## REQUIRED WORK
Search the material for the string "оттенок" and copy each line where it occurs.
[START RECORD SET]
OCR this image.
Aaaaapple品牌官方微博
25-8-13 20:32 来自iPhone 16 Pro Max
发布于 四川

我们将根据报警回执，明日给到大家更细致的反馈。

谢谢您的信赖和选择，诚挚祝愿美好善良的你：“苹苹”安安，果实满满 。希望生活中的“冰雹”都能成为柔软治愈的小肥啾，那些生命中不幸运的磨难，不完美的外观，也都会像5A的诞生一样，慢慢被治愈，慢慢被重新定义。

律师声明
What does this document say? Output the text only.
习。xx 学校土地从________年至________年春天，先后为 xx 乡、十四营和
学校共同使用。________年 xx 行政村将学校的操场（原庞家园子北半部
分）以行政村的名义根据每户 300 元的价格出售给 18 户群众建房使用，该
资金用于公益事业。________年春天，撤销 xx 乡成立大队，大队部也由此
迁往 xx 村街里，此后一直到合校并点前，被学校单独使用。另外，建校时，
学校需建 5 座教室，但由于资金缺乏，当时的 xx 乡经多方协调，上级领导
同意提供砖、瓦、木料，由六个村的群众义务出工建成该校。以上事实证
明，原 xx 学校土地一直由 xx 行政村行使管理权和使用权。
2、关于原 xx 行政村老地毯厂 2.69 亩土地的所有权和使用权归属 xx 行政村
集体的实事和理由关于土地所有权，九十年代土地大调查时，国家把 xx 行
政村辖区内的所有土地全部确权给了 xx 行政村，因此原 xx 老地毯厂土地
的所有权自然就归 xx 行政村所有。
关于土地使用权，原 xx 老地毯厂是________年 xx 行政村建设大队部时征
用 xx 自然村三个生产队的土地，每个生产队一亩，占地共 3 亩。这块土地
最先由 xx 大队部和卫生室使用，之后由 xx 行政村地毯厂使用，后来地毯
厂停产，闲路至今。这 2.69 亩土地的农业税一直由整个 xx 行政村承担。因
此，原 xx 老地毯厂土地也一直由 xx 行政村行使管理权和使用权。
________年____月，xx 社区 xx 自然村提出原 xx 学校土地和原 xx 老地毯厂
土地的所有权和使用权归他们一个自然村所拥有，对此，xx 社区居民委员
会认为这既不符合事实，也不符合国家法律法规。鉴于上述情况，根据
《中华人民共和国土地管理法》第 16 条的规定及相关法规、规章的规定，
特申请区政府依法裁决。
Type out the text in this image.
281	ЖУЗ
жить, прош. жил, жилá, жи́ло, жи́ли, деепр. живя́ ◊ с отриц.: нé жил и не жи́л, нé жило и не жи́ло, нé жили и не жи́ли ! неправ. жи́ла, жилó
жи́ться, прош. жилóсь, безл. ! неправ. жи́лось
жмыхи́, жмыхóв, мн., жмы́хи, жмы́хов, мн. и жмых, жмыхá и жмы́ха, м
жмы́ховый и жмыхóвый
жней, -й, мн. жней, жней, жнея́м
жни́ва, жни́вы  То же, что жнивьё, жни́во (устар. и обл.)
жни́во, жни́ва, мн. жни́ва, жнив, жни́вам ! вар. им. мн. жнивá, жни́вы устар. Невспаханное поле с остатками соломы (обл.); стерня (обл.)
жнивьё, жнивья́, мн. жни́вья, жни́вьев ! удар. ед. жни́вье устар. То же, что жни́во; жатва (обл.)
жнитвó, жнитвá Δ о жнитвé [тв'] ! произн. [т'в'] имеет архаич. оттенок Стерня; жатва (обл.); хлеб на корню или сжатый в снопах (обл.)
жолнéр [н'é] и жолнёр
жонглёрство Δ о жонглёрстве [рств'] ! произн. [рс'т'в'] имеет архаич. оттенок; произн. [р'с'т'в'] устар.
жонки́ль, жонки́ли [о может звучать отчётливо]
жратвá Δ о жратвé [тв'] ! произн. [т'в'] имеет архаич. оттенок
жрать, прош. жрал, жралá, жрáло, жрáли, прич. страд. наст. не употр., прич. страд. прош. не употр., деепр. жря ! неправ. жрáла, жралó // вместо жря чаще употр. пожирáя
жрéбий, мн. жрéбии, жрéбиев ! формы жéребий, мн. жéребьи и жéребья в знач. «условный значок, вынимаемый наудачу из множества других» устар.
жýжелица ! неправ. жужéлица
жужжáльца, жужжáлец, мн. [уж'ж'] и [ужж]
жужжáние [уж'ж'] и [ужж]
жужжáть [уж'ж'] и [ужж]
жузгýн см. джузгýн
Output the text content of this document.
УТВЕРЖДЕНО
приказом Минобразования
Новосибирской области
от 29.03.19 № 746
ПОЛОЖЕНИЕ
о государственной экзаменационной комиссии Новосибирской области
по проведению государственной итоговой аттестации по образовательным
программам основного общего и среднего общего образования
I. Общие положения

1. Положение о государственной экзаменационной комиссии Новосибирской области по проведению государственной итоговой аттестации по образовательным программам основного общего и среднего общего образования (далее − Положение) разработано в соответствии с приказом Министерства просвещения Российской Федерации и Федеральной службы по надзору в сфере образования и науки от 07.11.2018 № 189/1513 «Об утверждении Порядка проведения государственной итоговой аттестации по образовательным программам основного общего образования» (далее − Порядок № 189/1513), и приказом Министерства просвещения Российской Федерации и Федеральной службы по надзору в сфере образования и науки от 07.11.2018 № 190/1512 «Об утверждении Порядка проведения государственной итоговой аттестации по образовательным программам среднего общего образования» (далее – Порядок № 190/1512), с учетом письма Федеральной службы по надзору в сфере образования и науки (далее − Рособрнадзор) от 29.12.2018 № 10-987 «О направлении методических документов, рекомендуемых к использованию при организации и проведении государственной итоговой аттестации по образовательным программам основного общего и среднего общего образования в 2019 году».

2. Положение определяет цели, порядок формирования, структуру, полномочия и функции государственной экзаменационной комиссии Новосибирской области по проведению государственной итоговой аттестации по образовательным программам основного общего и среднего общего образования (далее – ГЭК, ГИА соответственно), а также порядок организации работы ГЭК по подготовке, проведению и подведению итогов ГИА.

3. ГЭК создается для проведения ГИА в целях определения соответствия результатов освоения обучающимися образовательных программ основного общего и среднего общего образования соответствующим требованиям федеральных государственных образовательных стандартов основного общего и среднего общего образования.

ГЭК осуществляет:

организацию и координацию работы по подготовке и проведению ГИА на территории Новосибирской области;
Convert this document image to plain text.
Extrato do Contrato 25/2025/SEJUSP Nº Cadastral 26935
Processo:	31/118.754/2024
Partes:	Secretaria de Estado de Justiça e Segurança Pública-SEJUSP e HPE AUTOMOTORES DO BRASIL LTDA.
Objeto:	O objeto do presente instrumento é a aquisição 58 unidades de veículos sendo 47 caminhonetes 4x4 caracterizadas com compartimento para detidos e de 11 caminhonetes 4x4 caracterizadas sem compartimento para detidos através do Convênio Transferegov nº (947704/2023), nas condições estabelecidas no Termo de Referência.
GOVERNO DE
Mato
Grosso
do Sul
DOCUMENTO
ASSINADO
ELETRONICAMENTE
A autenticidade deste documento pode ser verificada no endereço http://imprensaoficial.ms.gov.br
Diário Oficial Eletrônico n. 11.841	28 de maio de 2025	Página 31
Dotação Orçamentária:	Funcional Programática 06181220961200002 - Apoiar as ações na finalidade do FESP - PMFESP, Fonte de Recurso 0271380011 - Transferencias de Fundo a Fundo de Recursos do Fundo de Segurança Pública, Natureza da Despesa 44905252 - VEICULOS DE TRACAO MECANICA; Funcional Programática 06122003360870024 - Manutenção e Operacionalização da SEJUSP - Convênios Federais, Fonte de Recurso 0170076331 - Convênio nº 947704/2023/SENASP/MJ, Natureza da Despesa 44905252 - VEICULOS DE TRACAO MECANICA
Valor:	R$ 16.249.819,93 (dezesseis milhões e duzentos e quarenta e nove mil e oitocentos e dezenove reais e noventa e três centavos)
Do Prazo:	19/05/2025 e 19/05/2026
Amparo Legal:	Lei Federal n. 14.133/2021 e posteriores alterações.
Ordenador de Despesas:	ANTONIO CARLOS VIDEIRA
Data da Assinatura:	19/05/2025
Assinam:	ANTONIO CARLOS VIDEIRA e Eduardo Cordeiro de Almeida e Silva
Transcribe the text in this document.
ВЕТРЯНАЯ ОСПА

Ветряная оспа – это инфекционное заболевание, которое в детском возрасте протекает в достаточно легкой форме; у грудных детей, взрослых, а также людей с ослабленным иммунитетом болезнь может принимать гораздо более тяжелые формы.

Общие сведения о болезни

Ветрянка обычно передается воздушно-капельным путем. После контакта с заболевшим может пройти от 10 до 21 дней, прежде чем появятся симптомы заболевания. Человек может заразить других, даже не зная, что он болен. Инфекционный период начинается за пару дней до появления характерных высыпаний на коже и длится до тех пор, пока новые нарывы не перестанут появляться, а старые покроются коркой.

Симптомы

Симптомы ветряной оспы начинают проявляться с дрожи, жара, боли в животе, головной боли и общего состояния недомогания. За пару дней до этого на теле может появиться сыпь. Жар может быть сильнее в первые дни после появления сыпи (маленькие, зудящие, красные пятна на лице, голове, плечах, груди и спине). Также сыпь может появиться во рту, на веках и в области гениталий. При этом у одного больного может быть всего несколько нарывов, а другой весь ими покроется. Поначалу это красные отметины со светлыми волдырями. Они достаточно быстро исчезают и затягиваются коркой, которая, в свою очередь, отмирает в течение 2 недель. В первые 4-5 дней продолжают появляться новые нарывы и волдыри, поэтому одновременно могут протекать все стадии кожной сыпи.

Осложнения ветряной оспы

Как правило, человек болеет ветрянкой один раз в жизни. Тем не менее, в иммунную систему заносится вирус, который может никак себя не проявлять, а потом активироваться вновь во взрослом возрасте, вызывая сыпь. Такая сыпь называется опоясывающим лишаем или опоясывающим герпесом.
[END RECORD SET]
## RESULT OF THE TASK
жнитвó, жнитвá Δ о жнитвé [тв'] ! произн. [т'в'] имеет архаич. оттенок Стерня; жатва (обл.); хлеб на корню или сжатый в снопах (обл.)
жонглёрство Δ о жонглёрстве [рств'] ! произн. [рс'т'в'] имеет архаич. оттенок; произн. [р'с'т'в'] устар.
жратвá Δ о жратвé [тв'] ! произн. [т'в'] имеет архаич. оттенок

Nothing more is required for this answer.